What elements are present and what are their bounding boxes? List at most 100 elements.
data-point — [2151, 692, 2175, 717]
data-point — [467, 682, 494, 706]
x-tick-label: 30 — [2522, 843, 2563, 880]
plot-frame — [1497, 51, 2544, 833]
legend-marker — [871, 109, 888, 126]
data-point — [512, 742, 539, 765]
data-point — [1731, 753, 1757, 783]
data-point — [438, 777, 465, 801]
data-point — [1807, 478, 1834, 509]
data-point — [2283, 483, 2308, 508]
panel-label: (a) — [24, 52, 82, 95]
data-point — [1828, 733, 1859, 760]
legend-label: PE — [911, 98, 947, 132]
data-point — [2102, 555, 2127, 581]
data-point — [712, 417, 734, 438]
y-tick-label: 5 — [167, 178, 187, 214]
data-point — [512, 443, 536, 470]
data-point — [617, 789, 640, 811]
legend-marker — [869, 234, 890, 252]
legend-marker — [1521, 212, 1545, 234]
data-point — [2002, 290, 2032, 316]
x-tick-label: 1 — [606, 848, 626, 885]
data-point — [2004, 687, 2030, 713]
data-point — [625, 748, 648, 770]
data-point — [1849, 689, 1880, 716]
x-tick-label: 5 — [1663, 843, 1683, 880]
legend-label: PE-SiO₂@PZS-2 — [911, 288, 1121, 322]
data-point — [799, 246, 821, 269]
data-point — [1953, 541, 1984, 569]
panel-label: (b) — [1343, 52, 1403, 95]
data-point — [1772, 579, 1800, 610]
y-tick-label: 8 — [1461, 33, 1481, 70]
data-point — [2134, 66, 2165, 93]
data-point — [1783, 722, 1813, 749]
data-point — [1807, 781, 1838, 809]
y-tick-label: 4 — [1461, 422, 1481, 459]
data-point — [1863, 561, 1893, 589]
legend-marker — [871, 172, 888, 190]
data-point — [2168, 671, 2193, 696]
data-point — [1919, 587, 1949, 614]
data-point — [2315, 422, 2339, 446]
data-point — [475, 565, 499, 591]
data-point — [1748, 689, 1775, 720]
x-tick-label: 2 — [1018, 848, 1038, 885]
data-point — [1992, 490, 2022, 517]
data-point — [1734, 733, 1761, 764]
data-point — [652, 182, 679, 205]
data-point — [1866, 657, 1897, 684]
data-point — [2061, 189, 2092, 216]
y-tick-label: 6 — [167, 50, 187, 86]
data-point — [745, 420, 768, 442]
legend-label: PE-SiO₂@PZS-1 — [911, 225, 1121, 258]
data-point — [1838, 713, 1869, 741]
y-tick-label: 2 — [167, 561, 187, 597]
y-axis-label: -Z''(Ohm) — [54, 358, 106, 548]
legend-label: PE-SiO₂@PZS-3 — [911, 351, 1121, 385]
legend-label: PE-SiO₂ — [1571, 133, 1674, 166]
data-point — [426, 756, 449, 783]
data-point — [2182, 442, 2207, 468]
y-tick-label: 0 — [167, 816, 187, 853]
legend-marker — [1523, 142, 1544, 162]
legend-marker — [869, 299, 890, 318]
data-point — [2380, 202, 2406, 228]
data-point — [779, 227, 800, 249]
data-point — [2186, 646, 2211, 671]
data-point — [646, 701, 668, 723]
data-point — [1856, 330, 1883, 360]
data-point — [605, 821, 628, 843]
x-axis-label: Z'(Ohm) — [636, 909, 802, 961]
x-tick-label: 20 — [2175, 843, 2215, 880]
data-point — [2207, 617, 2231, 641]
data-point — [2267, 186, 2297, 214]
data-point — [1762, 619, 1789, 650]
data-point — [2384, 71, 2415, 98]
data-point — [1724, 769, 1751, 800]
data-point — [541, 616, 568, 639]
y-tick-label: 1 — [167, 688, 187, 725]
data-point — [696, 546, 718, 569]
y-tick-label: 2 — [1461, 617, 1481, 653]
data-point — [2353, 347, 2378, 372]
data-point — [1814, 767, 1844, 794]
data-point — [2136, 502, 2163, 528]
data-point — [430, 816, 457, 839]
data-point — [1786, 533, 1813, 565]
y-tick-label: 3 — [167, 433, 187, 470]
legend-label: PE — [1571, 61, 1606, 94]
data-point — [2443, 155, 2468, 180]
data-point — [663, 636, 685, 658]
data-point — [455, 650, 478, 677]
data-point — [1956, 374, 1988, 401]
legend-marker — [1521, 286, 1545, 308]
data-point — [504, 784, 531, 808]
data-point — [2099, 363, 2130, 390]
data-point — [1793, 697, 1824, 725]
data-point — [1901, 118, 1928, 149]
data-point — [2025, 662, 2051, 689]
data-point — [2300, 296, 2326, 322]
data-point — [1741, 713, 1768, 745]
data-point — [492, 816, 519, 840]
━━━━
Please recast the material above as a two-column Markdown table headed Row and Line. Number each line in order and leave out any blank lines.

> The answer
| Row | Line |
|---|---|
| 1 | What elements are present and what are their bounding boxes? List at most 100 elements. |
| 2 | data-point — [2151, 692, 2175, 717] |
| 3 | data-point — [467, 682, 494, 706] |
| 4 | x-tick-label: 30 — [2522, 843, 2563, 880] |
| 5 | plot-frame — [1497, 51, 2544, 833] |
| 6 | legend-marker — [871, 109, 888, 126] |
| 7 | data-point — [512, 742, 539, 765] |
| 8 | data-point — [1731, 753, 1757, 783] |
| 9 | data-point — [438, 777, 465, 801] |
| 10 | data-point — [1807, 478, 1834, 509] |
| 11 | data-point — [2283, 483, 2308, 508] |
| 12 | panel-label: (a) — [24, 52, 82, 95] |
| 13 | data-point — [1828, 733, 1859, 760] |
| 14 | legend-label: PE — [911, 98, 947, 132] |
| 15 | data-point — [2102, 555, 2127, 581] |
| 16 | data-point — [712, 417, 734, 438] |
| 17 | y-tick-label: 5 — [167, 178, 187, 214] |
| 18 | data-point — [512, 443, 536, 470] |
| 19 | data-point — [617, 789, 640, 811] |
| 20 | legend-marker — [869, 234, 890, 252] |
| 21 | legend-marker — [1521, 212, 1545, 234] |
| 22 | data-point — [2002, 290, 2032, 316] |
| 23 | x-tick-label: 1 — [606, 848, 626, 885] |
| 24 | data-point — [2004, 687, 2030, 713] |
| 25 | data-point — [625, 748, 648, 770] |
| 26 | data-point — [1849, 689, 1880, 716] |
| 27 | x-tick-label: 5 — [1663, 843, 1683, 880] |
| 28 | legend-label: PE-SiO₂@PZS-2 — [911, 288, 1121, 322] |
| 29 | data-point — [799, 246, 821, 269] |
| 30 | data-point — [1953, 541, 1984, 569] |
| 31 | panel-label: (b) — [1343, 52, 1403, 95] |
| 32 | data-point — [1772, 579, 1800, 610] |
| 33 | y-tick-label: 8 — [1461, 33, 1481, 70] |
| 34 | data-point — [2134, 66, 2165, 93] |
| 35 | data-point — [1783, 722, 1813, 749] |
| 36 | data-point — [1807, 781, 1838, 809] |
| 37 | y-tick-label: 4 — [1461, 422, 1481, 459] |
| 38 | data-point — [1863, 561, 1893, 589] |
| 39 | legend-marker — [871, 172, 888, 190] |
| 40 | data-point — [2168, 671, 2193, 696] |
| 41 | data-point — [1919, 587, 1949, 614] |
| 42 | data-point — [2315, 422, 2339, 446] |
| 43 | data-point — [475, 565, 499, 591] |
| 44 | data-point — [1748, 689, 1775, 720] |
| 45 | x-tick-label: 2 — [1018, 848, 1038, 885] |
| 46 | data-point — [1992, 490, 2022, 517] |
| 47 | data-point — [1734, 733, 1761, 764] |
| 48 | data-point — [652, 182, 679, 205] |
| 49 | data-point — [1866, 657, 1897, 684] |
| 50 | data-point — [2061, 189, 2092, 216] |
| 51 | y-tick-label: 6 — [167, 50, 187, 86] |
| 52 | data-point — [745, 420, 768, 442] |
| 53 | legend-label: PE-SiO₂@PZS-1 — [911, 225, 1121, 258] |
| 54 | data-point — [1838, 713, 1869, 741] |
| 55 | y-tick-label: 2 — [167, 561, 187, 597] |
| 56 | y-axis-label: -Z''(Ohm) — [54, 358, 106, 548] |
| 57 | legend-label: PE-SiO₂@PZS-3 — [911, 351, 1121, 385] |
| 58 | legend-label: PE-SiO₂ — [1571, 133, 1674, 166] |
| 59 | data-point — [426, 756, 449, 783] |
| 60 | data-point — [2182, 442, 2207, 468] |
| 61 | y-tick-label: 0 — [167, 816, 187, 853] |
| 62 | legend-marker — [1523, 142, 1544, 162] |
| 63 | legend-marker — [869, 299, 890, 318] |
| 64 | data-point — [2380, 202, 2406, 228] |
| 65 | data-point — [779, 227, 800, 249] |
| 66 | data-point — [2186, 646, 2211, 671] |
| 67 | data-point — [646, 701, 668, 723] |
| 68 | data-point — [1856, 330, 1883, 360] |
| 69 | data-point — [605, 821, 628, 843] |
| 70 | x-axis-label: Z'(Ohm) — [636, 909, 802, 961] |
| 71 | x-tick-label: 20 — [2175, 843, 2215, 880] |
| 72 | data-point — [2207, 617, 2231, 641] |
| 73 | data-point — [2267, 186, 2297, 214] |
| 74 | data-point — [1762, 619, 1789, 650] |
| 75 | data-point — [2384, 71, 2415, 98] |
| 76 | data-point — [1724, 769, 1751, 800] |
| 77 | data-point — [541, 616, 568, 639] |
| 78 | y-tick-label: 1 — [167, 688, 187, 725] |
| 79 | data-point — [696, 546, 718, 569] |
| 80 | y-tick-label: 2 — [1461, 617, 1481, 653] |
| 81 | data-point — [2353, 347, 2378, 372] |
| 82 | data-point — [1814, 767, 1844, 794] |
| 83 | data-point — [2136, 502, 2163, 528] |
| 84 | data-point — [430, 816, 457, 839] |
| 85 | data-point — [1786, 533, 1813, 565] |
| 86 | y-tick-label: 3 — [167, 433, 187, 470] |
| 87 | legend-label: PE — [1571, 61, 1606, 94] |
| 88 | data-point — [2443, 155, 2468, 180] |
| 89 | data-point — [663, 636, 685, 658] |
| 90 | data-point — [455, 650, 478, 677] |
| 91 | data-point — [1956, 374, 1988, 401] |
| 92 | legend-marker — [1521, 286, 1545, 308] |
| 93 | data-point — [504, 784, 531, 808] |
| 94 | data-point — [2099, 363, 2130, 390] |
| 95 | data-point — [1793, 697, 1824, 725] |
| 96 | data-point — [1901, 118, 1928, 149] |
| 97 | data-point — [2025, 662, 2051, 689] |
| 98 | data-point — [2300, 296, 2326, 322] |
| 99 | data-point — [1741, 713, 1768, 745] |
| 100 | data-point — [492, 816, 519, 840] |